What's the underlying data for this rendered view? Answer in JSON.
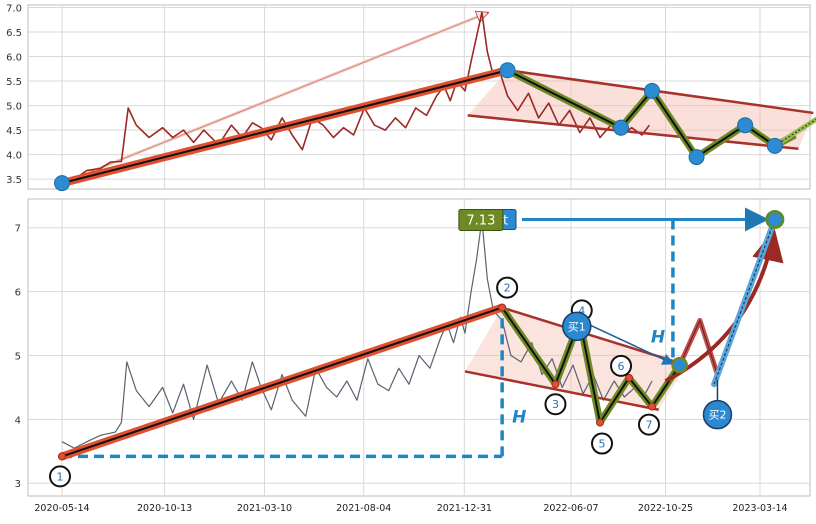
{
  "chart_data": [
    {
      "type": "line",
      "panel": "top",
      "ylim": [
        3.3,
        7.05
      ],
      "yticks": [
        "3.5",
        "4.0",
        "4.5",
        "5.0",
        "5.5",
        "6.0",
        "6.5",
        "7.0"
      ],
      "grid": true,
      "price_series": {
        "color": "#9b2a24",
        "points": [
          [
            "2020-05-14",
            3.42
          ],
          [
            "2020-06-01",
            3.5
          ],
          [
            "2020-06-20",
            3.68
          ],
          [
            "2020-07-10",
            3.72
          ],
          [
            "2020-07-25",
            3.85
          ],
          [
            "2020-08-10",
            3.86
          ],
          [
            "2020-08-20",
            4.95
          ],
          [
            "2020-09-01",
            4.6
          ],
          [
            "2020-09-20",
            4.35
          ],
          [
            "2020-10-10",
            4.55
          ],
          [
            "2020-10-25",
            4.35
          ],
          [
            "2020-11-10",
            4.5
          ],
          [
            "2020-11-25",
            4.25
          ],
          [
            "2020-12-10",
            4.5
          ],
          [
            "2021-01-01",
            4.2
          ],
          [
            "2021-01-20",
            4.6
          ],
          [
            "2021-02-05",
            4.35
          ],
          [
            "2021-02-20",
            4.65
          ],
          [
            "2021-03-05",
            4.55
          ],
          [
            "2021-03-20",
            4.3
          ],
          [
            "2021-04-05",
            4.75
          ],
          [
            "2021-04-20",
            4.4
          ],
          [
            "2021-05-05",
            4.1
          ],
          [
            "2021-05-20",
            4.75
          ],
          [
            "2021-06-05",
            4.6
          ],
          [
            "2021-06-20",
            4.35
          ],
          [
            "2021-07-05",
            4.55
          ],
          [
            "2021-07-20",
            4.4
          ],
          [
            "2021-08-05",
            4.95
          ],
          [
            "2021-08-20",
            4.6
          ],
          [
            "2021-09-05",
            4.5
          ],
          [
            "2021-09-20",
            4.75
          ],
          [
            "2021-10-05",
            4.55
          ],
          [
            "2021-10-20",
            4.95
          ],
          [
            "2021-11-05",
            4.8
          ],
          [
            "2021-11-20",
            5.2
          ],
          [
            "2021-12-01",
            5.4
          ],
          [
            "2021-12-10",
            5.1
          ],
          [
            "2021-12-20",
            5.5
          ],
          [
            "2022-01-01",
            5.3
          ],
          [
            "2022-01-10",
            5.9
          ],
          [
            "2022-01-18",
            6.4
          ],
          [
            "2022-01-26",
            6.9
          ],
          [
            "2022-02-03",
            6.1
          ],
          [
            "2022-02-12",
            5.6
          ],
          [
            "2022-02-20",
            5.75
          ],
          [
            "2022-03-05",
            5.2
          ],
          [
            "2022-03-20",
            4.9
          ],
          [
            "2022-04-05",
            5.25
          ],
          [
            "2022-04-20",
            4.75
          ],
          [
            "2022-05-05",
            5.05
          ],
          [
            "2022-05-20",
            4.6
          ],
          [
            "2022-06-05",
            4.9
          ],
          [
            "2022-06-20",
            4.45
          ],
          [
            "2022-07-05",
            4.75
          ],
          [
            "2022-07-20",
            4.35
          ],
          [
            "2022-08-05",
            4.6
          ],
          [
            "2022-08-20",
            4.4
          ],
          [
            "2022-09-05",
            4.55
          ],
          [
            "2022-09-20",
            4.4
          ],
          [
            "2022-10-01",
            4.6
          ]
        ]
      },
      "trend_up": {
        "start": [
          "2020-05-14",
          3.42
        ],
        "end": [
          "2022-03-05",
          5.72
        ]
      },
      "outline_arrow": {
        "start": [
          "2020-05-14",
          3.42
        ],
        "end": [
          "2022-02-05",
          6.9
        ]
      },
      "channel_upper": {
        "start": [
          "2022-03-05",
          5.72
        ],
        "end": [
          "2023-06-01",
          4.85
        ]
      },
      "channel_lower": {
        "start": [
          "2022-01-05",
          4.8
        ],
        "end": [
          "2023-05-10",
          4.12
        ]
      },
      "zigzag": [
        [
          "2022-03-05",
          5.72
        ],
        [
          "2022-08-20",
          4.55
        ],
        [
          "2022-10-05",
          5.3
        ],
        [
          "2022-12-10",
          3.95
        ],
        [
          "2023-02-20",
          4.6
        ],
        [
          "2023-04-05",
          4.18
        ],
        [
          "2023-05-05",
          4.4
        ]
      ],
      "projection_tail": [
        [
          "2023-04-05",
          4.18
        ],
        [
          "2023-06-20",
          4.85
        ]
      ],
      "pivots": [
        [
          "2020-05-14",
          3.42
        ],
        [
          "2022-03-05",
          5.72
        ],
        [
          "2022-08-20",
          4.55
        ],
        [
          "2022-10-05",
          5.3
        ],
        [
          "2022-12-10",
          3.95
        ],
        [
          "2023-02-20",
          4.6
        ],
        [
          "2023-04-05",
          4.18
        ]
      ]
    },
    {
      "type": "line",
      "panel": "bottom",
      "ylim": [
        2.8,
        7.45
      ],
      "yticks": [
        "3",
        "4",
        "5",
        "6",
        "7"
      ],
      "xticks": [
        "2020-05-14",
        "2020-10-13",
        "2021-03-10",
        "2021-08-04",
        "2021-12-31",
        "2022-06-07",
        "2022-10-25",
        "2023-03-14"
      ],
      "grid": true,
      "price_series": {
        "color": "#5a6170",
        "points": [
          [
            "2020-05-14",
            3.65
          ],
          [
            "2020-06-01",
            3.55
          ],
          [
            "2020-06-20",
            3.65
          ],
          [
            "2020-07-10",
            3.75
          ],
          [
            "2020-08-01",
            3.8
          ],
          [
            "2020-08-10",
            3.95
          ],
          [
            "2020-08-18",
            4.9
          ],
          [
            "2020-09-01",
            4.45
          ],
          [
            "2020-09-20",
            4.2
          ],
          [
            "2020-10-10",
            4.5
          ],
          [
            "2020-10-25",
            4.1
          ],
          [
            "2020-11-10",
            4.55
          ],
          [
            "2020-11-25",
            4.0
          ],
          [
            "2020-12-15",
            4.85
          ],
          [
            "2021-01-01",
            4.25
          ],
          [
            "2021-01-20",
            4.6
          ],
          [
            "2021-02-05",
            4.3
          ],
          [
            "2021-02-20",
            4.9
          ],
          [
            "2021-03-05",
            4.5
          ],
          [
            "2021-03-20",
            4.15
          ],
          [
            "2021-04-05",
            4.7
          ],
          [
            "2021-04-20",
            4.3
          ],
          [
            "2021-05-10",
            4.05
          ],
          [
            "2021-05-25",
            4.8
          ],
          [
            "2021-06-10",
            4.5
          ],
          [
            "2021-06-25",
            4.35
          ],
          [
            "2021-07-10",
            4.6
          ],
          [
            "2021-07-25",
            4.3
          ],
          [
            "2021-08-10",
            4.95
          ],
          [
            "2021-08-25",
            4.55
          ],
          [
            "2021-09-10",
            4.45
          ],
          [
            "2021-09-25",
            4.8
          ],
          [
            "2021-10-10",
            4.55
          ],
          [
            "2021-10-25",
            5.0
          ],
          [
            "2021-11-10",
            4.8
          ],
          [
            "2021-11-25",
            5.25
          ],
          [
            "2021-12-05",
            5.5
          ],
          [
            "2021-12-15",
            5.2
          ],
          [
            "2021-12-25",
            5.6
          ],
          [
            "2022-01-01",
            5.35
          ],
          [
            "2022-01-10",
            6.0
          ],
          [
            "2022-01-18",
            6.5
          ],
          [
            "2022-01-26",
            7.13
          ],
          [
            "2022-02-03",
            6.2
          ],
          [
            "2022-02-12",
            5.7
          ],
          [
            "2022-02-25",
            5.55
          ],
          [
            "2022-03-10",
            5.0
          ],
          [
            "2022-03-25",
            4.9
          ],
          [
            "2022-04-10",
            5.2
          ],
          [
            "2022-04-25",
            4.7
          ],
          [
            "2022-05-10",
            4.95
          ],
          [
            "2022-05-25",
            4.5
          ],
          [
            "2022-06-10",
            4.85
          ],
          [
            "2022-06-25",
            4.4
          ],
          [
            "2022-07-10",
            4.7
          ],
          [
            "2022-07-25",
            4.3
          ],
          [
            "2022-08-10",
            4.6
          ],
          [
            "2022-08-25",
            4.35
          ],
          [
            "2022-09-10",
            4.5
          ],
          [
            "2022-09-25",
            4.4
          ],
          [
            "2022-10-05",
            4.6
          ]
        ]
      },
      "trend_up": {
        "start": [
          "2020-05-14",
          3.42
        ],
        "end": [
          "2022-02-25",
          5.75
        ]
      },
      "channel_upper": {
        "start": [
          "2022-02-25",
          5.75
        ],
        "end": [
          "2022-11-25",
          4.85
        ]
      },
      "channel_lower": {
        "start": [
          "2022-01-01",
          4.75
        ],
        "end": [
          "2022-10-15",
          4.15
        ]
      },
      "zigzag": [
        [
          "2022-02-25",
          5.75
        ],
        [
          "2022-05-15",
          4.55
        ],
        [
          "2022-06-20",
          5.55
        ],
        [
          "2022-07-20",
          3.95
        ],
        [
          "2022-09-01",
          4.65
        ],
        [
          "2022-10-05",
          4.2
        ],
        [
          "2022-11-15",
          4.85
        ]
      ],
      "projection_zigzag": [
        [
          "2022-11-15",
          4.85
        ],
        [
          "2022-12-15",
          5.55
        ],
        [
          "2023-01-10",
          4.7
        ]
      ],
      "curve_arrow": [
        [
          "2022-10-25",
          4.6
        ],
        [
          "2023-03-01",
          5.3
        ],
        [
          "2023-04-01",
          6.8
        ]
      ],
      "blue_arrow": {
        "start": [
          "2023-01-05",
          4.55
        ],
        "end": [
          "2023-04-05",
          7.13
        ]
      },
      "dashed_levels": {
        "base_y": 3.42,
        "base_x_end": "2022-02-25",
        "target_x": "2022-11-05",
        "target_y": 7.13,
        "bottom_x": "2022-11-05",
        "bottom_y": 4.85
      },
      "labels": {
        "peak_value": "7.13",
        "target": "Target",
        "height_marker": "H",
        "buy1": "买1",
        "buy2": "买2",
        "pivot_numbers": [
          "1",
          "2",
          "3",
          "4",
          "5",
          "6",
          "7"
        ]
      },
      "pivot_points": [
        [
          "2020-05-14",
          3.42
        ],
        [
          "2022-02-25",
          5.75
        ],
        [
          "2022-05-15",
          4.55
        ],
        [
          "2022-06-20",
          5.55
        ],
        [
          "2022-07-20",
          3.95
        ],
        [
          "2022-09-01",
          4.65
        ],
        [
          "2022-10-05",
          4.2
        ]
      ],
      "entry_points": {
        "buy1": [
          "2022-06-20",
          5.55
        ],
        "buy1_target": [
          "2022-11-15",
          4.85
        ],
        "buy2": [
          "2023-01-10",
          4.7
        ],
        "target": [
          "2023-04-05",
          7.13
        ]
      }
    }
  ]
}
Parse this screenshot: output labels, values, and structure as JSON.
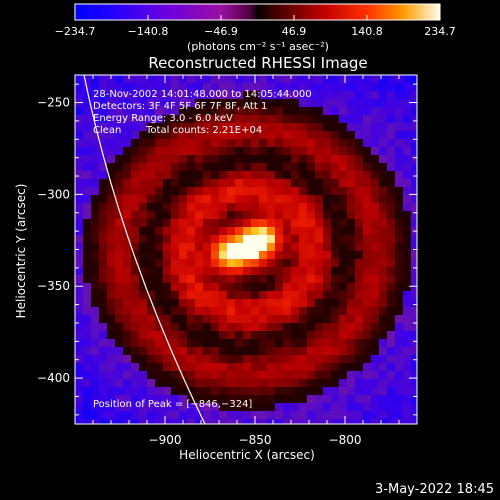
{
  "chart_data": {
    "type": "heatmap",
    "title": "Reconstructed RHESSI Image",
    "xlabel": "Heliocentric X (arcsec)",
    "ylabel": "Heliocentric Y (arcsec)",
    "xlim": [
      -950,
      -760
    ],
    "ylim": [
      -425,
      -235
    ],
    "x_ticks": [
      -900,
      -850,
      -800
    ],
    "x_tick_labels": [
      "−900",
      "−850",
      "−800"
    ],
    "y_ticks": [
      -250,
      -300,
      -350,
      -400
    ],
    "y_tick_labels": [
      "−250",
      "−300",
      "−350",
      "−400"
    ],
    "colorbar": {
      "range": [
        -234.7,
        234.7
      ],
      "tick_labels": [
        "−234.7",
        "−140.8",
        "−46.9",
        "46.9",
        "140.8",
        "234.7"
      ],
      "units": "(photons cm⁻² s⁻¹ asec⁻²)"
    },
    "annotations": {
      "time": "28-Nov-2002 14:01:48.000 to 14:05:44.000",
      "detectors": "Detectors: 3F 4F 5F 6F 7F 8F, Att 1",
      "energy": "Energy Range: 3.0 - 6.0 keV",
      "method": "Clean",
      "total_counts": "Total counts: 2.21E+04",
      "peak": "Position of Peak = [−846,−324]"
    },
    "peak_position": [
      -846,
      -324
    ],
    "sources": [
      {
        "x": -846,
        "y": -324,
        "peak_value": 234.7
      },
      {
        "x": -865,
        "y": -332,
        "peak_value": 215
      }
    ],
    "grid": false
  },
  "footer": {
    "date": "3-May-2022 18:45"
  }
}
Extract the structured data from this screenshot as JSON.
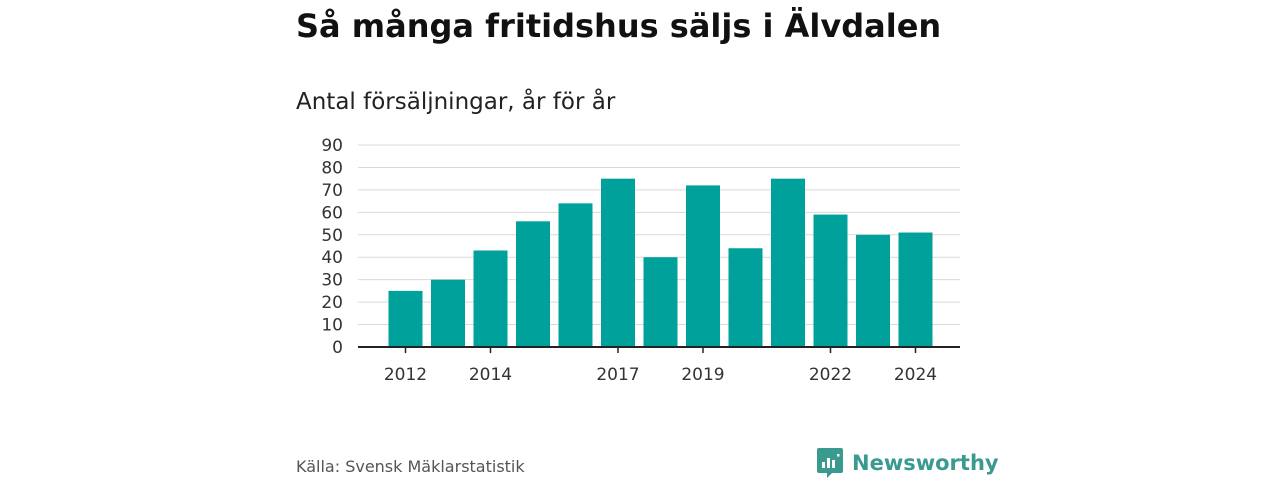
{
  "title": "Så många fritidshus säljs i Älvdalen",
  "subtitle": "Antal försäljningar, år för år",
  "source": "Källa: Svensk Mäklarstatistik",
  "brand": {
    "name": "Newsworthy",
    "logo_icon": "newsworthy-chart-icon",
    "color": "#3a9a8f"
  },
  "colors": {
    "bar": "#00a19a",
    "grid": "#d9d9d9",
    "axis": "#222222"
  },
  "chart_data": {
    "type": "bar",
    "categories": [
      "2012",
      "2013",
      "2014",
      "2015",
      "2016",
      "2017",
      "2018",
      "2019",
      "2020",
      "2021",
      "2022",
      "2023",
      "2024"
    ],
    "values": [
      25,
      30,
      43,
      56,
      64,
      75,
      40,
      72,
      44,
      75,
      59,
      50,
      51
    ],
    "x_tick_labels": [
      "2012",
      "2014",
      "2017",
      "2019",
      "2022",
      "2024"
    ],
    "y_ticks": [
      0,
      10,
      20,
      30,
      40,
      50,
      60,
      70,
      80,
      90
    ],
    "ylim": [
      0,
      90
    ],
    "grid": true,
    "title": "Så många fritidshus säljs i Älvdalen",
    "xlabel": "",
    "ylabel": ""
  }
}
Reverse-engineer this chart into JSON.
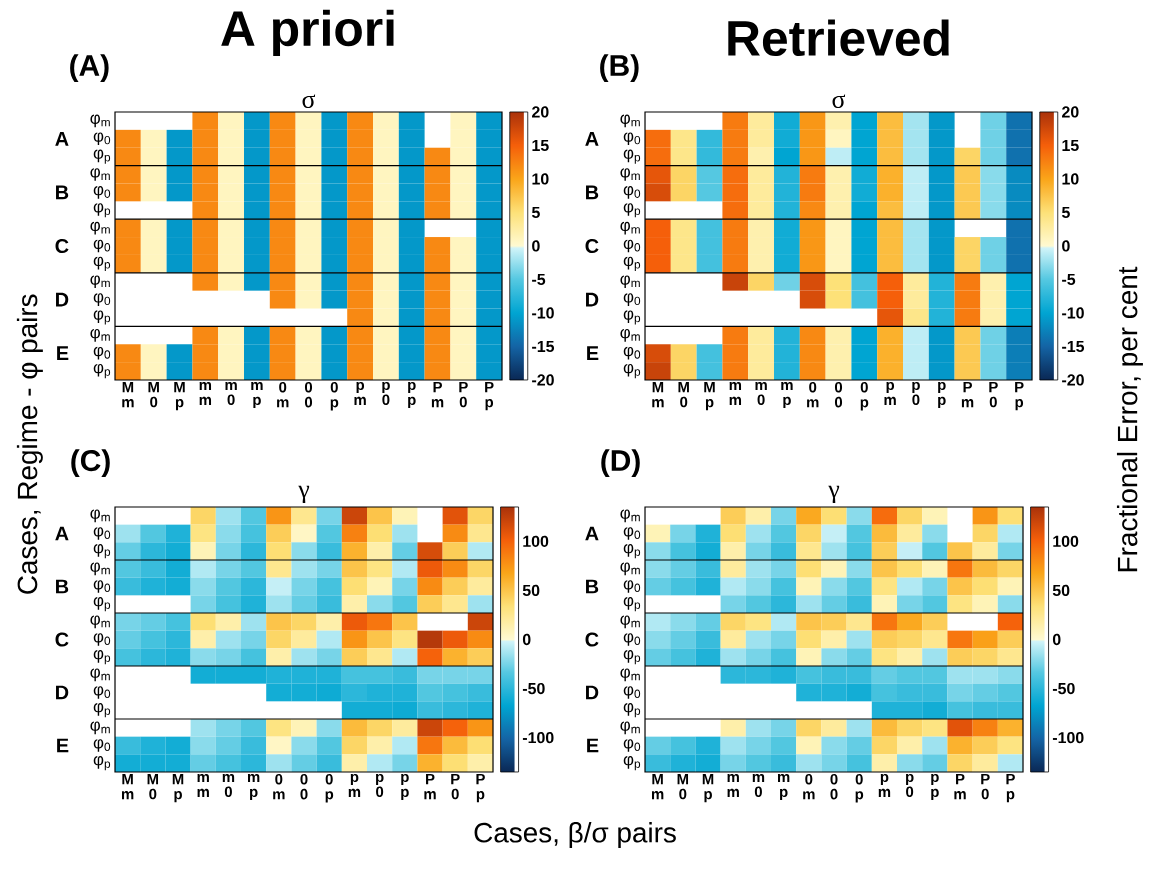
---*---
#### Exercise requirements:
The lines to repeat run from the line containing "Extract the structured" through the last line of the material above; give them exactly, without the pictures.

#### Correct result:
Extract the structured data from this screenshot as JSON.
{
  "title": "Så många fritidshus säljs i Älvdalen",
  "subtitle": "Antal försäljningar, år för år",
  "source": "Källa: Svensk Mäklarstatistik",
  "brand": {
    "name": "Newsworthy",
    "logo_icon": "newsworthy-chart-icon",
    "color": "#3a9a8f"
  },
  "colors": {
    "bar": "#00a19a",
    "grid": "#d9d9d9",
    "axis": "#222222"
  },
  "chart_data": {
    "type": "bar",
    "categories": [
      "2012",
      "2013",
      "2014",
      "2015",
      "2016",
      "2017",
      "2018",
      "2019",
      "2020",
      "2021",
      "2022",
      "2023",
      "2024"
    ],
    "values": [
      25,
      30,
      43,
      56,
      64,
      75,
      40,
      72,
      44,
      75,
      59,
      50,
      51
    ],
    "x_tick_labels": [
      "2012",
      "2014",
      "2017",
      "2019",
      "2022",
      "2024"
    ],
    "y_ticks": [
      0,
      10,
      20,
      30,
      40,
      50,
      60,
      70,
      80,
      90
    ],
    "ylim": [
      0,
      90
    ],
    "grid": true,
    "title": "Så många fritidshus säljs i Älvdalen",
    "xlabel": "",
    "ylabel": ""
  }
}
Reverse-engineer this chart into JSON.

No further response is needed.